[BEGIN Information supplied]

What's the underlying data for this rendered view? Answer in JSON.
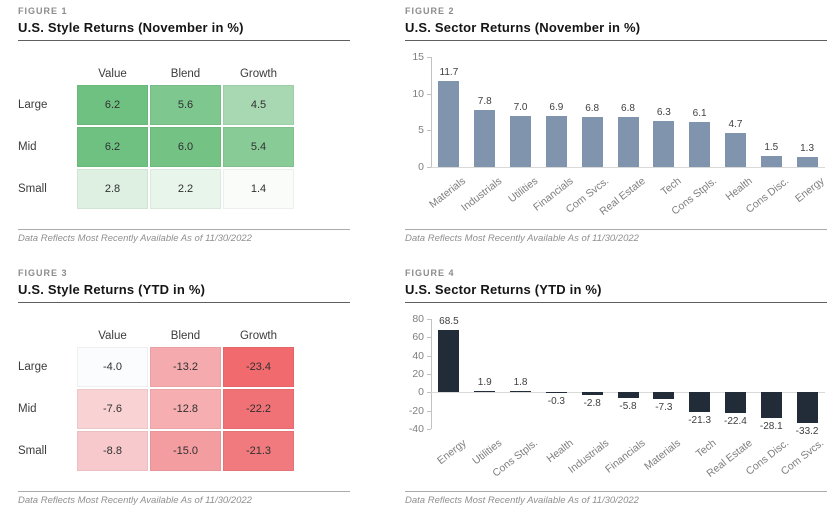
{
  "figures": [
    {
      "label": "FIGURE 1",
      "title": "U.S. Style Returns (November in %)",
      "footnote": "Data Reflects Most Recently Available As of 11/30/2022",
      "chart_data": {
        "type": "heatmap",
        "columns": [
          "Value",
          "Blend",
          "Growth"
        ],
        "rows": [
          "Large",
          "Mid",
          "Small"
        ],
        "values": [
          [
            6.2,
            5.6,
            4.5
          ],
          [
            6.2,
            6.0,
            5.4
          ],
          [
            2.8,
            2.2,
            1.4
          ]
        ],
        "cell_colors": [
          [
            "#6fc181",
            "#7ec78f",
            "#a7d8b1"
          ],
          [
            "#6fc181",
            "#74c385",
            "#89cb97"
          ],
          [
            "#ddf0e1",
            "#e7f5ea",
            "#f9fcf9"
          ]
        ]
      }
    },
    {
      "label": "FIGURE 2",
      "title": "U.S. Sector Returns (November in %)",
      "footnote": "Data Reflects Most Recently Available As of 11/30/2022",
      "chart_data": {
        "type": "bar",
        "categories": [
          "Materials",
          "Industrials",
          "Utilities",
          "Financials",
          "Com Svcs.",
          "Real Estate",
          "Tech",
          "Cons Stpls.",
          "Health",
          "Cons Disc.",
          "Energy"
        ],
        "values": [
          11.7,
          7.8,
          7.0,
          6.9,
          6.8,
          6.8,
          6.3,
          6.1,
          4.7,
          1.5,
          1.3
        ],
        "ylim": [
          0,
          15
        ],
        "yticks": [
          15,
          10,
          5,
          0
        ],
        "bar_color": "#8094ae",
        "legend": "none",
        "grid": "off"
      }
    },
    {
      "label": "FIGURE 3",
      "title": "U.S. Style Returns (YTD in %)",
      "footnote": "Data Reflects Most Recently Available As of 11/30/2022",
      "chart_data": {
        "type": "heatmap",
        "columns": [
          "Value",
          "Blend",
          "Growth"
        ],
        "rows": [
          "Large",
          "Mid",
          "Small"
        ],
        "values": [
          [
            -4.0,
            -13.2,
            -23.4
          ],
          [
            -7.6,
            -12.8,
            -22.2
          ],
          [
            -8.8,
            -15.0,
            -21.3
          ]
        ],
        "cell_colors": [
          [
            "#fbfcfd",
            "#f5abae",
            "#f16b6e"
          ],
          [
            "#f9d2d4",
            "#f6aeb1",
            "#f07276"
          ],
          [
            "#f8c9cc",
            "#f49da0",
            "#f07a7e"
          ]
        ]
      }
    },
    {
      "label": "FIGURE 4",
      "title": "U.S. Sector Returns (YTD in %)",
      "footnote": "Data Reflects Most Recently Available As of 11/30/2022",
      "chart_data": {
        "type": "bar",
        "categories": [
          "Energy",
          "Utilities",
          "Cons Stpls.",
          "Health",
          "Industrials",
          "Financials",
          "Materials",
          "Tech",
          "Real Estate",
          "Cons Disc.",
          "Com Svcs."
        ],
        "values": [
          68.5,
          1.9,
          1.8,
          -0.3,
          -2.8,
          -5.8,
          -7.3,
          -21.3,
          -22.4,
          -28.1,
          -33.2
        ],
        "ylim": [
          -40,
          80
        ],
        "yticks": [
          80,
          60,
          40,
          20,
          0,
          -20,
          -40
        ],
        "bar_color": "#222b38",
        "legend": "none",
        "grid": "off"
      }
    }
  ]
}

[END Information supplied]

# Written instruction:
Take the records above and transcribe them exactly, dropping every picture.

# The completed task:
What's the underlying data for this rendered view? Answer in JSON.
{
  "figures": [
    {
      "label": "FIGURE 1",
      "title": "U.S. Style Returns (November in %)",
      "footnote": "Data Reflects Most Recently Available As of 11/30/2022",
      "chart_data": {
        "type": "heatmap",
        "columns": [
          "Value",
          "Blend",
          "Growth"
        ],
        "rows": [
          "Large",
          "Mid",
          "Small"
        ],
        "values": [
          [
            6.2,
            5.6,
            4.5
          ],
          [
            6.2,
            6.0,
            5.4
          ],
          [
            2.8,
            2.2,
            1.4
          ]
        ],
        "cell_colors": [
          [
            "#6fc181",
            "#7ec78f",
            "#a7d8b1"
          ],
          [
            "#6fc181",
            "#74c385",
            "#89cb97"
          ],
          [
            "#ddf0e1",
            "#e7f5ea",
            "#f9fcf9"
          ]
        ]
      }
    },
    {
      "label": "FIGURE 2",
      "title": "U.S. Sector Returns (November in %)",
      "footnote": "Data Reflects Most Recently Available As of 11/30/2022",
      "chart_data": {
        "type": "bar",
        "categories": [
          "Materials",
          "Industrials",
          "Utilities",
          "Financials",
          "Com Svcs.",
          "Real Estate",
          "Tech",
          "Cons Stpls.",
          "Health",
          "Cons Disc.",
          "Energy"
        ],
        "values": [
          11.7,
          7.8,
          7.0,
          6.9,
          6.8,
          6.8,
          6.3,
          6.1,
          4.7,
          1.5,
          1.3
        ],
        "ylim": [
          0,
          15
        ],
        "yticks": [
          15,
          10,
          5,
          0
        ],
        "bar_color": "#8094ae",
        "legend": "none",
        "grid": "off"
      }
    },
    {
      "label": "FIGURE 3",
      "title": "U.S. Style Returns (YTD in %)",
      "footnote": "Data Reflects Most Recently Available As of 11/30/2022",
      "chart_data": {
        "type": "heatmap",
        "columns": [
          "Value",
          "Blend",
          "Growth"
        ],
        "rows": [
          "Large",
          "Mid",
          "Small"
        ],
        "values": [
          [
            -4.0,
            -13.2,
            -23.4
          ],
          [
            -7.6,
            -12.8,
            -22.2
          ],
          [
            -8.8,
            -15.0,
            -21.3
          ]
        ],
        "cell_colors": [
          [
            "#fbfcfd",
            "#f5abae",
            "#f16b6e"
          ],
          [
            "#f9d2d4",
            "#f6aeb1",
            "#f07276"
          ],
          [
            "#f8c9cc",
            "#f49da0",
            "#f07a7e"
          ]
        ]
      }
    },
    {
      "label": "FIGURE 4",
      "title": "U.S. Sector Returns (YTD in %)",
      "footnote": "Data Reflects Most Recently Available As of 11/30/2022",
      "chart_data": {
        "type": "bar",
        "categories": [
          "Energy",
          "Utilities",
          "Cons Stpls.",
          "Health",
          "Industrials",
          "Financials",
          "Materials",
          "Tech",
          "Real Estate",
          "Cons Disc.",
          "Com Svcs."
        ],
        "values": [
          68.5,
          1.9,
          1.8,
          -0.3,
          -2.8,
          -5.8,
          -7.3,
          -21.3,
          -22.4,
          -28.1,
          -33.2
        ],
        "ylim": [
          -40,
          80
        ],
        "yticks": [
          80,
          60,
          40,
          20,
          0,
          -20,
          -40
        ],
        "bar_color": "#222b38",
        "legend": "none",
        "grid": "off"
      }
    }
  ]
}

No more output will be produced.